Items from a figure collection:
______
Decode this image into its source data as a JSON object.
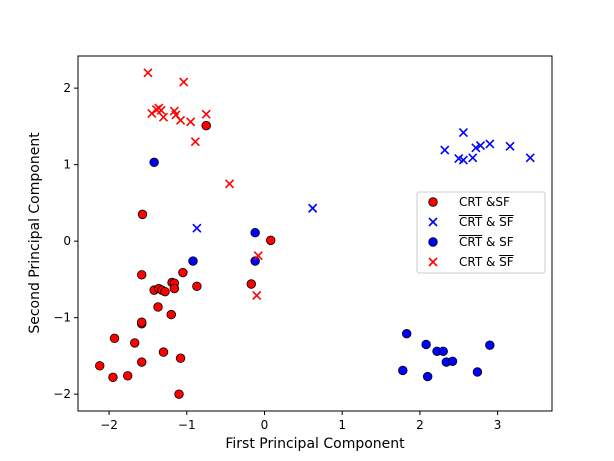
{
  "chart_data": {
    "type": "scatter",
    "title": "",
    "xlabel": "First Principal Component",
    "ylabel": "Second Principal Component",
    "xlim": [
      -2.4,
      3.7
    ],
    "ylim": [
      -2.22,
      2.42
    ],
    "xticks": [
      -2,
      -1,
      0,
      1,
      2,
      3
    ],
    "xtick_labels": [
      "−2",
      "−1",
      "0",
      "1",
      "2",
      "3"
    ],
    "yticks": [
      -2,
      -1,
      0,
      1,
      2
    ],
    "ytick_labels": [
      "−2",
      "−1",
      "0",
      "1",
      "2"
    ],
    "grid": false,
    "legend_position": "right",
    "series": [
      {
        "name": "CRT &SF",
        "marker": "circle",
        "color": "#ff0000",
        "points": [
          [
            -2.12,
            -1.63
          ],
          [
            -1.95,
            -1.78
          ],
          [
            -1.93,
            -1.27
          ],
          [
            -1.76,
            -1.76
          ],
          [
            -1.67,
            -1.33
          ],
          [
            -1.58,
            -1.58
          ],
          [
            -1.58,
            -1.08
          ],
          [
            -1.58,
            -1.06
          ],
          [
            -1.58,
            -0.44
          ],
          [
            -1.57,
            0.35
          ],
          [
            -1.42,
            -0.64
          ],
          [
            -1.37,
            -0.86
          ],
          [
            -1.36,
            -0.62
          ],
          [
            -1.32,
            -0.64
          ],
          [
            -1.3,
            -1.45
          ],
          [
            -1.28,
            -0.66
          ],
          [
            -1.2,
            -0.96
          ],
          [
            -1.19,
            -0.54
          ],
          [
            -1.16,
            -0.55
          ],
          [
            -1.16,
            -0.62
          ],
          [
            -1.1,
            -2.0
          ],
          [
            -1.08,
            -1.53
          ],
          [
            -1.05,
            -0.41
          ],
          [
            -0.87,
            -0.59
          ],
          [
            -0.75,
            1.51
          ],
          [
            -0.17,
            -0.56
          ],
          [
            0.08,
            0.01
          ]
        ]
      },
      {
        "name": "CRT & SF",
        "name_overline": "both",
        "marker": "x",
        "color": "#0000ff",
        "points": [
          [
            -0.87,
            0.17
          ],
          [
            0.62,
            0.43
          ],
          [
            2.32,
            1.19
          ],
          [
            2.5,
            1.08
          ],
          [
            2.56,
            1.42
          ],
          [
            2.56,
            1.06
          ],
          [
            2.68,
            1.09
          ],
          [
            2.72,
            1.22
          ],
          [
            2.78,
            1.25
          ],
          [
            2.9,
            1.27
          ],
          [
            3.16,
            1.24
          ],
          [
            3.42,
            1.09
          ]
        ]
      },
      {
        "name": "CRT & SF",
        "name_overline": "first",
        "marker": "circle",
        "color": "#0000ff",
        "points": [
          [
            -1.42,
            1.03
          ],
          [
            -0.92,
            -0.26
          ],
          [
            -0.12,
            0.11
          ],
          [
            -0.12,
            -0.26
          ],
          [
            1.78,
            -1.69
          ],
          [
            1.83,
            -1.21
          ],
          [
            2.08,
            -1.35
          ],
          [
            2.1,
            -1.77
          ],
          [
            2.22,
            -1.44
          ],
          [
            2.3,
            -1.44
          ],
          [
            2.34,
            -1.58
          ],
          [
            2.42,
            -1.57
          ],
          [
            2.74,
            -1.71
          ],
          [
            2.9,
            -1.36
          ]
        ]
      },
      {
        "name": "CRT & SF",
        "name_overline": "second",
        "marker": "x",
        "color": "#ff0000",
        "points": [
          [
            -1.5,
            2.2
          ],
          [
            -1.45,
            1.67
          ],
          [
            -1.39,
            1.72
          ],
          [
            -1.36,
            1.74
          ],
          [
            -1.33,
            1.71
          ],
          [
            -1.3,
            1.62
          ],
          [
            -1.16,
            1.7
          ],
          [
            -1.14,
            1.65
          ],
          [
            -1.08,
            1.58
          ],
          [
            -1.04,
            2.08
          ],
          [
            -0.95,
            1.56
          ],
          [
            -0.89,
            1.3
          ],
          [
            -0.75,
            1.66
          ],
          [
            -0.45,
            0.75
          ],
          [
            -0.08,
            -0.19
          ],
          [
            -0.1,
            -0.71
          ]
        ]
      }
    ]
  }
}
______
> _Exercise objective_
Leave the images out and output the remaining material exactly as it stands.

> _Response to this task_
Decode this image into its source data as a JSON object.
{
  "chart_data": {
    "type": "scatter",
    "title": "",
    "xlabel": "First Principal Component",
    "ylabel": "Second Principal Component",
    "xlim": [
      -2.4,
      3.7
    ],
    "ylim": [
      -2.22,
      2.42
    ],
    "xticks": [
      -2,
      -1,
      0,
      1,
      2,
      3
    ],
    "xtick_labels": [
      "−2",
      "−1",
      "0",
      "1",
      "2",
      "3"
    ],
    "yticks": [
      -2,
      -1,
      0,
      1,
      2
    ],
    "ytick_labels": [
      "−2",
      "−1",
      "0",
      "1",
      "2"
    ],
    "grid": false,
    "legend_position": "right",
    "series": [
      {
        "name": "CRT &SF",
        "marker": "circle",
        "color": "#ff0000",
        "points": [
          [
            -2.12,
            -1.63
          ],
          [
            -1.95,
            -1.78
          ],
          [
            -1.93,
            -1.27
          ],
          [
            -1.76,
            -1.76
          ],
          [
            -1.67,
            -1.33
          ],
          [
            -1.58,
            -1.58
          ],
          [
            -1.58,
            -1.08
          ],
          [
            -1.58,
            -1.06
          ],
          [
            -1.58,
            -0.44
          ],
          [
            -1.57,
            0.35
          ],
          [
            -1.42,
            -0.64
          ],
          [
            -1.37,
            -0.86
          ],
          [
            -1.36,
            -0.62
          ],
          [
            -1.32,
            -0.64
          ],
          [
            -1.3,
            -1.45
          ],
          [
            -1.28,
            -0.66
          ],
          [
            -1.2,
            -0.96
          ],
          [
            -1.19,
            -0.54
          ],
          [
            -1.16,
            -0.55
          ],
          [
            -1.16,
            -0.62
          ],
          [
            -1.1,
            -2.0
          ],
          [
            -1.08,
            -1.53
          ],
          [
            -1.05,
            -0.41
          ],
          [
            -0.87,
            -0.59
          ],
          [
            -0.75,
            1.51
          ],
          [
            -0.17,
            -0.56
          ],
          [
            0.08,
            0.01
          ]
        ]
      },
      {
        "name": "CRT & SF",
        "name_overline": "both",
        "marker": "x",
        "color": "#0000ff",
        "points": [
          [
            -0.87,
            0.17
          ],
          [
            0.62,
            0.43
          ],
          [
            2.32,
            1.19
          ],
          [
            2.5,
            1.08
          ],
          [
            2.56,
            1.42
          ],
          [
            2.56,
            1.06
          ],
          [
            2.68,
            1.09
          ],
          [
            2.72,
            1.22
          ],
          [
            2.78,
            1.25
          ],
          [
            2.9,
            1.27
          ],
          [
            3.16,
            1.24
          ],
          [
            3.42,
            1.09
          ]
        ]
      },
      {
        "name": "CRT & SF",
        "name_overline": "first",
        "marker": "circle",
        "color": "#0000ff",
        "points": [
          [
            -1.42,
            1.03
          ],
          [
            -0.92,
            -0.26
          ],
          [
            -0.12,
            0.11
          ],
          [
            -0.12,
            -0.26
          ],
          [
            1.78,
            -1.69
          ],
          [
            1.83,
            -1.21
          ],
          [
            2.08,
            -1.35
          ],
          [
            2.1,
            -1.77
          ],
          [
            2.22,
            -1.44
          ],
          [
            2.3,
            -1.44
          ],
          [
            2.34,
            -1.58
          ],
          [
            2.42,
            -1.57
          ],
          [
            2.74,
            -1.71
          ],
          [
            2.9,
            -1.36
          ]
        ]
      },
      {
        "name": "CRT & SF",
        "name_overline": "second",
        "marker": "x",
        "color": "#ff0000",
        "points": [
          [
            -1.5,
            2.2
          ],
          [
            -1.45,
            1.67
          ],
          [
            -1.39,
            1.72
          ],
          [
            -1.36,
            1.74
          ],
          [
            -1.33,
            1.71
          ],
          [
            -1.3,
            1.62
          ],
          [
            -1.16,
            1.7
          ],
          [
            -1.14,
            1.65
          ],
          [
            -1.08,
            1.58
          ],
          [
            -1.04,
            2.08
          ],
          [
            -0.95,
            1.56
          ],
          [
            -0.89,
            1.3
          ],
          [
            -0.75,
            1.66
          ],
          [
            -0.45,
            0.75
          ],
          [
            -0.08,
            -0.19
          ],
          [
            -0.1,
            -0.71
          ]
        ]
      }
    ]
  }
}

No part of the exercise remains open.